Exercise instructions: Locate every line below that contains the word "Emilia" and copy it.

-- Start Provided data --

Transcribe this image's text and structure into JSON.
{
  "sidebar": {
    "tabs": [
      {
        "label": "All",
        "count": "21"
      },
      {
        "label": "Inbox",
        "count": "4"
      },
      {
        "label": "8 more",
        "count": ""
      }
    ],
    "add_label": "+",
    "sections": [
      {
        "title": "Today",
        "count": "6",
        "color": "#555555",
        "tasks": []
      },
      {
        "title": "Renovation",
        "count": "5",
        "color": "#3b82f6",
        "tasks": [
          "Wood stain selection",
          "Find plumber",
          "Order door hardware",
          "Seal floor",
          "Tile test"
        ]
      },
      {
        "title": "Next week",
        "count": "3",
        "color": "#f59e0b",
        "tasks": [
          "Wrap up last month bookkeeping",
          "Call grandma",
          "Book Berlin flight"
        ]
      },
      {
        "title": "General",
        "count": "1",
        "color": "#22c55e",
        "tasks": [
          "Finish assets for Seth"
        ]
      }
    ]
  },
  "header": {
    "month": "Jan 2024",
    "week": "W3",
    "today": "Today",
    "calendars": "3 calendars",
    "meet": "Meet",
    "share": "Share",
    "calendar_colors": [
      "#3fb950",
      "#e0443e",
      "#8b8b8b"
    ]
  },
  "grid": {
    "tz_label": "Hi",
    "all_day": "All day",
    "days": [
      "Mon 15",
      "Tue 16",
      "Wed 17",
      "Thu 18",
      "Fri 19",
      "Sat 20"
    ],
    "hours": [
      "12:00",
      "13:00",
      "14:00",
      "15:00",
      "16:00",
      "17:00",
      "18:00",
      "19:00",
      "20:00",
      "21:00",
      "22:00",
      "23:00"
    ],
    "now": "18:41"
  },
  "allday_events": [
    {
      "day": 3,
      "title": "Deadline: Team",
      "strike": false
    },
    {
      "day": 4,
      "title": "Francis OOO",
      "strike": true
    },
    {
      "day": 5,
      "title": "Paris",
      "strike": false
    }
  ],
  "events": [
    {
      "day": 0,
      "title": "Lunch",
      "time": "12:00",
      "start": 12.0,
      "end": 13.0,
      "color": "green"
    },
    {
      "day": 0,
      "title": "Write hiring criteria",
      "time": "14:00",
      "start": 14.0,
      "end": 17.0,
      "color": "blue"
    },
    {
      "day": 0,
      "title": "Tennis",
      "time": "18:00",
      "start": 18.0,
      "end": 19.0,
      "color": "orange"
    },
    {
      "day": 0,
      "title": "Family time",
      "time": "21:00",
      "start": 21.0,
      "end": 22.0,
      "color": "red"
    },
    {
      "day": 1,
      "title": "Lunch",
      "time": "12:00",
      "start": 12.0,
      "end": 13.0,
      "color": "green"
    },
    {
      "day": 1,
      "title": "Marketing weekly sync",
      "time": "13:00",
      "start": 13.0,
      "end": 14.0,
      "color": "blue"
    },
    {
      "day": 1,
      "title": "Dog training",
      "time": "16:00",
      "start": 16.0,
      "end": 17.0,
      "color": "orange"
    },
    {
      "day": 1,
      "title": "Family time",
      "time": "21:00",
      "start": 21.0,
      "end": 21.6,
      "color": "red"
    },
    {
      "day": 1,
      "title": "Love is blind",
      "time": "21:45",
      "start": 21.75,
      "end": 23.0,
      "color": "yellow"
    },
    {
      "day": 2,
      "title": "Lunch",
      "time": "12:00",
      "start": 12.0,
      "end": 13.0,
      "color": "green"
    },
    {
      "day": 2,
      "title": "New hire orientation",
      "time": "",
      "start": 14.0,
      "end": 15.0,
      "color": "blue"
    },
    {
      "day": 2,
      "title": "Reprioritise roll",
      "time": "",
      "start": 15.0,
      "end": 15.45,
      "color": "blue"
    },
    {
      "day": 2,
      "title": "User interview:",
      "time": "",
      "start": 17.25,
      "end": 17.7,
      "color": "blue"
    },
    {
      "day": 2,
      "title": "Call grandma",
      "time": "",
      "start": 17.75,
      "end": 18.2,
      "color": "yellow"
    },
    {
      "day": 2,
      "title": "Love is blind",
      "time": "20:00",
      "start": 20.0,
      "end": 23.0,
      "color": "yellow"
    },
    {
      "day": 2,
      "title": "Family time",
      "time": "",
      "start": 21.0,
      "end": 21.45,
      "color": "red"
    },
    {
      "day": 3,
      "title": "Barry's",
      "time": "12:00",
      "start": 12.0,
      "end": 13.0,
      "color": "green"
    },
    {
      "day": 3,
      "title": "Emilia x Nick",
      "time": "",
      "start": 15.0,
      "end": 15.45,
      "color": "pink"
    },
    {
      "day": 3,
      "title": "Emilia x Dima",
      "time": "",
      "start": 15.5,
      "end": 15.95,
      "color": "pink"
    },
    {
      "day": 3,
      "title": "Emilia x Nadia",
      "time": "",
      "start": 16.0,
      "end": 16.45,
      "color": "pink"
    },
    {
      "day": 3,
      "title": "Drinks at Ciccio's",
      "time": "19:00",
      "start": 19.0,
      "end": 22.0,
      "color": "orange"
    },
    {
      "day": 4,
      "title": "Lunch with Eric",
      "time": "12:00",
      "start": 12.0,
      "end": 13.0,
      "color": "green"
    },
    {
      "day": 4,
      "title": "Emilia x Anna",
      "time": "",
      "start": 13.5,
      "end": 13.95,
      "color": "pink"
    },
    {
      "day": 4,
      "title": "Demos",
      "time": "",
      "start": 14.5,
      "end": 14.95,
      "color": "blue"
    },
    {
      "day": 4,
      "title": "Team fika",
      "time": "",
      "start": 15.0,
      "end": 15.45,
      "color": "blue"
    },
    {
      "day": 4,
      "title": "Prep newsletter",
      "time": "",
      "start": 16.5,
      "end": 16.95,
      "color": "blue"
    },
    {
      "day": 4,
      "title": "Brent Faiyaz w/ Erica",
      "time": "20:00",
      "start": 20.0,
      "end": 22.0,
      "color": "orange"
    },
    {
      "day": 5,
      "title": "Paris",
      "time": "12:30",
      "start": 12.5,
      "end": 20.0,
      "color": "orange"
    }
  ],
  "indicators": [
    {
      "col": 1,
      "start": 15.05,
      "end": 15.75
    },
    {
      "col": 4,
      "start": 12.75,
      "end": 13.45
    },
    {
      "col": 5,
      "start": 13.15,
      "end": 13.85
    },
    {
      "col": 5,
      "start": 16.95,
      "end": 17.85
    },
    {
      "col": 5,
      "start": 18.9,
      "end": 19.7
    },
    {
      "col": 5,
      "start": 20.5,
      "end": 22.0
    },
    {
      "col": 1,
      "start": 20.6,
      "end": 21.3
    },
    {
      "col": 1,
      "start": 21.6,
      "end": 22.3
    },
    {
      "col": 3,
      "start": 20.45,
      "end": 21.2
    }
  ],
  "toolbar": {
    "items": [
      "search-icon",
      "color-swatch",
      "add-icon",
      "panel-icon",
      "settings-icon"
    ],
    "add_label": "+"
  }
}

-- End Provided data --

Result of this task:
      "title": "Emilia x Nick",
      "title": "Emilia x Dima",
      "title": "Emilia x Nadia",
      "title": "Emilia x Anna",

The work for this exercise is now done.